--- Begin SUPPLIED INFORMATION ---

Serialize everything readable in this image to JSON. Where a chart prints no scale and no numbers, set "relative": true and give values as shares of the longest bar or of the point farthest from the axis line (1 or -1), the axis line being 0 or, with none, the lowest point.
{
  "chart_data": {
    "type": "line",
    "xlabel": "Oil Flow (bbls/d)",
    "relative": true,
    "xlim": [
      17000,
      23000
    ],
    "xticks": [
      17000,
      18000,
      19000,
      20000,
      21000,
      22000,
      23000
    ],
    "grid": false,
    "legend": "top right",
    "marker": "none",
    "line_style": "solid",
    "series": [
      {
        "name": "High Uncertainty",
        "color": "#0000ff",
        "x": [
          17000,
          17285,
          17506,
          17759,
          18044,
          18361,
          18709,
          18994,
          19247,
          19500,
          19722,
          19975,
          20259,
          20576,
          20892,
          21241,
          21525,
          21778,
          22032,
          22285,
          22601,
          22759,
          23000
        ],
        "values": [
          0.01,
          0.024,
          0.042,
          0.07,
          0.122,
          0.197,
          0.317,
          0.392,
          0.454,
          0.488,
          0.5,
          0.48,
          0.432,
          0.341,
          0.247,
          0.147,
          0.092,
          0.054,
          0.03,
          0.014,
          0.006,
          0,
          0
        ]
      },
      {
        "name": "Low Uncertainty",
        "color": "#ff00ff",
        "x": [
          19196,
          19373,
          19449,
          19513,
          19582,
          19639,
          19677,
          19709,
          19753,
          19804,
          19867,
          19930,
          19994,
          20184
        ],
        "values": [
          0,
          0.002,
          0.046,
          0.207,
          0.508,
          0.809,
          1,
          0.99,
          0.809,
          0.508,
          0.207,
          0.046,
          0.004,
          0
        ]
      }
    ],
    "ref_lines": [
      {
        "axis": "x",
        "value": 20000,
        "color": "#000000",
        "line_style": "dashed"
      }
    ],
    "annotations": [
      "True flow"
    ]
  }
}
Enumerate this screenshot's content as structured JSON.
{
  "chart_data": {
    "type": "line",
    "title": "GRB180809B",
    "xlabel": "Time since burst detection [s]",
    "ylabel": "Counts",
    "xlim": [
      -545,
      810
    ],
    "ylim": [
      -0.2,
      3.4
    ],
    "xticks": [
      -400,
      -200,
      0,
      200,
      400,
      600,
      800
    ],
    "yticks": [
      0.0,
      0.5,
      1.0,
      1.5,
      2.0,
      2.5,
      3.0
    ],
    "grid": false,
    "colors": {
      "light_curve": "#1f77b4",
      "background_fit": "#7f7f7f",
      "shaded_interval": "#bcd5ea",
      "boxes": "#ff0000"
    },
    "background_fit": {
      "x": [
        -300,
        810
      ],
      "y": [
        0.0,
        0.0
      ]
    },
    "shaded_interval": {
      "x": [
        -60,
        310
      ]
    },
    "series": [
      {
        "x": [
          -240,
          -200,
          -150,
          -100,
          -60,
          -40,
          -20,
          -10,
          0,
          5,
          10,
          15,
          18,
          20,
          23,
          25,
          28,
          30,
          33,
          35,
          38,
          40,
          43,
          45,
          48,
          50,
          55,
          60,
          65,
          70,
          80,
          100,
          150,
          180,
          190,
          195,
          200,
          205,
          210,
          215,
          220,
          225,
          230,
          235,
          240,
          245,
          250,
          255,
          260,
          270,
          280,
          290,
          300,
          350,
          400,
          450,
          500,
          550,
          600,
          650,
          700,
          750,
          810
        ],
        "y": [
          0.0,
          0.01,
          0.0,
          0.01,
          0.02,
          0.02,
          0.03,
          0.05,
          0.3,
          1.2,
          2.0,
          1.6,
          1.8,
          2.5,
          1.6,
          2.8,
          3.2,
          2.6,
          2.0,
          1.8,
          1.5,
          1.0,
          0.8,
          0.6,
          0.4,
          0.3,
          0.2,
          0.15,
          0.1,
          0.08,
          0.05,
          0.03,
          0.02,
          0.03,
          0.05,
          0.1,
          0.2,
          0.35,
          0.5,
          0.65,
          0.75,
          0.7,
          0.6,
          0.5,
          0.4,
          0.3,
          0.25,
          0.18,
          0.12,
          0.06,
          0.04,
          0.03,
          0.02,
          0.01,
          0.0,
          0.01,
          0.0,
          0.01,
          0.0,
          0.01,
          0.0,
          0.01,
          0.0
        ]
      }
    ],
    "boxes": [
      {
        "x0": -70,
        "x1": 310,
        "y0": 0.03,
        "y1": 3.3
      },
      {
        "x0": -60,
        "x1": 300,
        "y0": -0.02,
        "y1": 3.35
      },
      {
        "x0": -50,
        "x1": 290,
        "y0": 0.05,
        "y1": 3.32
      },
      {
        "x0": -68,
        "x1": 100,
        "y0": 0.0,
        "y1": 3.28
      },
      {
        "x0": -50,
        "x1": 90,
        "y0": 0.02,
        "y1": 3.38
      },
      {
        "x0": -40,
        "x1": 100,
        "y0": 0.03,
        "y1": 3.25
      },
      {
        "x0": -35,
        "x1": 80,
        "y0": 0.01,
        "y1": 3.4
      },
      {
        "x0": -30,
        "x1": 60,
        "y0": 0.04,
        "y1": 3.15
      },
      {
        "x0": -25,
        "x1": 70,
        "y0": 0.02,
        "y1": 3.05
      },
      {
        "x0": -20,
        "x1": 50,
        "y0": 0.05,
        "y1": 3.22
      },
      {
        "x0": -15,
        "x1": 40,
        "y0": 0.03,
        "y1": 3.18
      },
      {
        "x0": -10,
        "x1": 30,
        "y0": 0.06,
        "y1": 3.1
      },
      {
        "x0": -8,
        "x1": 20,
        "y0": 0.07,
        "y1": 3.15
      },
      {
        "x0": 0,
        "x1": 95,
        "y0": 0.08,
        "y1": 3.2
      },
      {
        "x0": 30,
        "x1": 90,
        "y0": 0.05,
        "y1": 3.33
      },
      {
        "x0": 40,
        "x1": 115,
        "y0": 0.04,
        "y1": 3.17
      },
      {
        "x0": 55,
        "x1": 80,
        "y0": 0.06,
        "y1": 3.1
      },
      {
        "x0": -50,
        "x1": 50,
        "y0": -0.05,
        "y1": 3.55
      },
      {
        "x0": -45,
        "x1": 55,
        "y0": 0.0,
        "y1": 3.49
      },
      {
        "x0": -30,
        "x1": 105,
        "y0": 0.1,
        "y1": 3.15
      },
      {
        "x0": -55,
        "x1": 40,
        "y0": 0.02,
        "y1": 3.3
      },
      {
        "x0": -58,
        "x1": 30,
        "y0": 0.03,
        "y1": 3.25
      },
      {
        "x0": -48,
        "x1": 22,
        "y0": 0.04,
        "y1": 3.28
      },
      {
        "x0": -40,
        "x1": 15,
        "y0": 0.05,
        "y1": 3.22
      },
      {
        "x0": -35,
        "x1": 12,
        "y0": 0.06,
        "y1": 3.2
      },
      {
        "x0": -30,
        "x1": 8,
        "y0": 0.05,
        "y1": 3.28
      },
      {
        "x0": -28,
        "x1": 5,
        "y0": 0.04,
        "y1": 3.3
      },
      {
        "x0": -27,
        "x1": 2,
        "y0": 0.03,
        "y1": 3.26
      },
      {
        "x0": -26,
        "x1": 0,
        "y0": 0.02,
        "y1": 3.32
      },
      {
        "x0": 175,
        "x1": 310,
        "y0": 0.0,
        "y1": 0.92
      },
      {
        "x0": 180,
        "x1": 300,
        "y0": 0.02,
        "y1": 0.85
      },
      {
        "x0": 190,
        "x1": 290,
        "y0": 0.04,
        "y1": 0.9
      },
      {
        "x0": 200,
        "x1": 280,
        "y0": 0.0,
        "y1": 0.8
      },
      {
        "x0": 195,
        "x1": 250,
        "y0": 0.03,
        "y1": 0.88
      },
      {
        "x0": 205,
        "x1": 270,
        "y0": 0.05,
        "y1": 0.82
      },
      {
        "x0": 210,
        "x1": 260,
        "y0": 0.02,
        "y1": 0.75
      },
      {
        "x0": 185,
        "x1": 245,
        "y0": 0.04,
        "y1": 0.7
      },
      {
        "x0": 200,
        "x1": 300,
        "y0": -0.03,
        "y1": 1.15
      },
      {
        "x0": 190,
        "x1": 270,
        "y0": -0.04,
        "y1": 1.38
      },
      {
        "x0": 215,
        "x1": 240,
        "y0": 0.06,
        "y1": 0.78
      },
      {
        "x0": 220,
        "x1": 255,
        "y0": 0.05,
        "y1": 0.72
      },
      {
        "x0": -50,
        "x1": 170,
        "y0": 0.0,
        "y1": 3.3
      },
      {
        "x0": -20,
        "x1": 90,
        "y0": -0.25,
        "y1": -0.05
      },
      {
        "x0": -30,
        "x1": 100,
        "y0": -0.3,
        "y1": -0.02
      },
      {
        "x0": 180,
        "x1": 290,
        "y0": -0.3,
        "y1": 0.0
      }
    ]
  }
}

--- End SUPPLIED INFORMATION ---

Select the lines that carry the string "xlabel" and copy them.

OUTPUT OF THE TASK:
    "xlabel": "Oil Flow (bbls/d)",
    "xlabel": "Time since burst detection [s]",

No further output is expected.